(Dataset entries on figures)
------

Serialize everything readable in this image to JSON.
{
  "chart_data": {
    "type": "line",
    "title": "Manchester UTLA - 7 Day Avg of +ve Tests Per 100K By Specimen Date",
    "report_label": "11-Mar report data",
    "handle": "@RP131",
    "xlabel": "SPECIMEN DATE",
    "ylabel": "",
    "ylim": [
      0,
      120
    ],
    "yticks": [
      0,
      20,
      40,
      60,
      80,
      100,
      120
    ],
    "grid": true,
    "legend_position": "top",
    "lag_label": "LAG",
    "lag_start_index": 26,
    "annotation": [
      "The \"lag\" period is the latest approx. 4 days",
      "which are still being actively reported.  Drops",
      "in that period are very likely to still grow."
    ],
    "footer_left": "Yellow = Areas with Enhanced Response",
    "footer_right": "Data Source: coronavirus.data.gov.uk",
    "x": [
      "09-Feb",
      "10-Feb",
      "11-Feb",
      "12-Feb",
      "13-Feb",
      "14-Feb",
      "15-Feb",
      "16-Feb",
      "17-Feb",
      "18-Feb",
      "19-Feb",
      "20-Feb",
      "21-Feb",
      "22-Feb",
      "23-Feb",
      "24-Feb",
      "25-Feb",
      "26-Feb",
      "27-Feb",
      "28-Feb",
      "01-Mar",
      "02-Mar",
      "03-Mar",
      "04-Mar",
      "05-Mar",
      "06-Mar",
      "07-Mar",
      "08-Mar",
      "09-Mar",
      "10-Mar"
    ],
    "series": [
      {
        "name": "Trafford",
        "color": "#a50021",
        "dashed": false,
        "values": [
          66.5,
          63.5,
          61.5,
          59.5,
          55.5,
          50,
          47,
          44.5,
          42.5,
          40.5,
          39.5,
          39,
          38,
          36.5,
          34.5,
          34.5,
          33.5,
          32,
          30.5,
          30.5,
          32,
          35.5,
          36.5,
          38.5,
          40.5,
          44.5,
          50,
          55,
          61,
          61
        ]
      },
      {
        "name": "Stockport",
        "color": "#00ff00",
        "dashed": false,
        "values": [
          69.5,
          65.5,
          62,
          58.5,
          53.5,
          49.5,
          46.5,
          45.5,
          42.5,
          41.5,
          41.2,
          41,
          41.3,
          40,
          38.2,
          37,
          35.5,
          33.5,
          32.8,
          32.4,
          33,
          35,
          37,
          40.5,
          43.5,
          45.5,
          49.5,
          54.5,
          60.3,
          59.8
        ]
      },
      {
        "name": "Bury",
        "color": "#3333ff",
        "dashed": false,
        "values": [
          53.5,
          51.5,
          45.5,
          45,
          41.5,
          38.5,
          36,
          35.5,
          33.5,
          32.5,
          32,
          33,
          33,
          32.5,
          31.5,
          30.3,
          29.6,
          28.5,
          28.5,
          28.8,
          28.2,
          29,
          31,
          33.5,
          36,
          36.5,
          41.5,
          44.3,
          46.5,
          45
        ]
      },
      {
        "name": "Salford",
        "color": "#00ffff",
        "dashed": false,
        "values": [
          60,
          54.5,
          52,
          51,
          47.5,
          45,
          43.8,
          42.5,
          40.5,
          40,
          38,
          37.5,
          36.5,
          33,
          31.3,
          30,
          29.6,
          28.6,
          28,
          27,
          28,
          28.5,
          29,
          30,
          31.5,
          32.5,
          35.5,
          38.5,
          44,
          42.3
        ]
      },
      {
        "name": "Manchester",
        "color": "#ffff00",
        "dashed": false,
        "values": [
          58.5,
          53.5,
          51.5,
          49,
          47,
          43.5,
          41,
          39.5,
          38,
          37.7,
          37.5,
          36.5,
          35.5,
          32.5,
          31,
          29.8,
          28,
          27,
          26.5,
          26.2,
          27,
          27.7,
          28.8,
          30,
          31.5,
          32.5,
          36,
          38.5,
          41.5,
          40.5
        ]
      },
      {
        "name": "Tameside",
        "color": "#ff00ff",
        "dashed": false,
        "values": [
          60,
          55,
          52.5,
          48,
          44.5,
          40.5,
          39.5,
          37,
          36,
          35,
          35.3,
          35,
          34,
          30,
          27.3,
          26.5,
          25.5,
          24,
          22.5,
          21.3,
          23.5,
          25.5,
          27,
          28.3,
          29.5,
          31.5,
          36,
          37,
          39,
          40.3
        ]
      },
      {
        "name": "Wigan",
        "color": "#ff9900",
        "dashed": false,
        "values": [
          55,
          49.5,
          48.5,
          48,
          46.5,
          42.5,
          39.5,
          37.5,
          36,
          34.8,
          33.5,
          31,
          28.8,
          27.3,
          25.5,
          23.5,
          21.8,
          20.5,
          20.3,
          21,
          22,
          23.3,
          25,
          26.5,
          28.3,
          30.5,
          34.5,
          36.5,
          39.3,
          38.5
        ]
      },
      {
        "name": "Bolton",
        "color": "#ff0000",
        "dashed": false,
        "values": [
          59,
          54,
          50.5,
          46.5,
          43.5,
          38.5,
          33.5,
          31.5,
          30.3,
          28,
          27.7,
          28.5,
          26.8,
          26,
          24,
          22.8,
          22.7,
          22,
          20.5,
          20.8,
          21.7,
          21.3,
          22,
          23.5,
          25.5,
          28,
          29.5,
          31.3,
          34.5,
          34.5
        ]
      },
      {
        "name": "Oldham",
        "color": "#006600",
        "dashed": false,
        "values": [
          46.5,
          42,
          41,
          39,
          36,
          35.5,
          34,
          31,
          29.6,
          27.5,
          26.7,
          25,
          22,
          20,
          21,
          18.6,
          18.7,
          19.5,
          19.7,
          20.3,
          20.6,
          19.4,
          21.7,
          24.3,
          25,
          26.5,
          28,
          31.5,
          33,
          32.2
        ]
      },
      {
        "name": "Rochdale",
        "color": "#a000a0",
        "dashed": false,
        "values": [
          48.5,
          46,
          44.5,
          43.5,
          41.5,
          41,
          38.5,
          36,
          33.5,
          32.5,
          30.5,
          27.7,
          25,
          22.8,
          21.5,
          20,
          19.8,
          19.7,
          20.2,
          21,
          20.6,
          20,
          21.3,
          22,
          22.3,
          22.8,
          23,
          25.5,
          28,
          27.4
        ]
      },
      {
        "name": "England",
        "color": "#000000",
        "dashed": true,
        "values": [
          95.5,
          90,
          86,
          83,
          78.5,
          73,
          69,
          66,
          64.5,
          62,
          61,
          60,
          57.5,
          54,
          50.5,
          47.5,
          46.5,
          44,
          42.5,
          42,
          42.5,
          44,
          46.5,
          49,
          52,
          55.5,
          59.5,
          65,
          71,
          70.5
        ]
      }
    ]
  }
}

------

*ACTIVITY*
Scanning the data above, copy out every line where "still" is found.

*SOLUTION TO THIS PROBLEM*
      "which are still being actively reported.  Drops",
      "in that period are very likely to still grow."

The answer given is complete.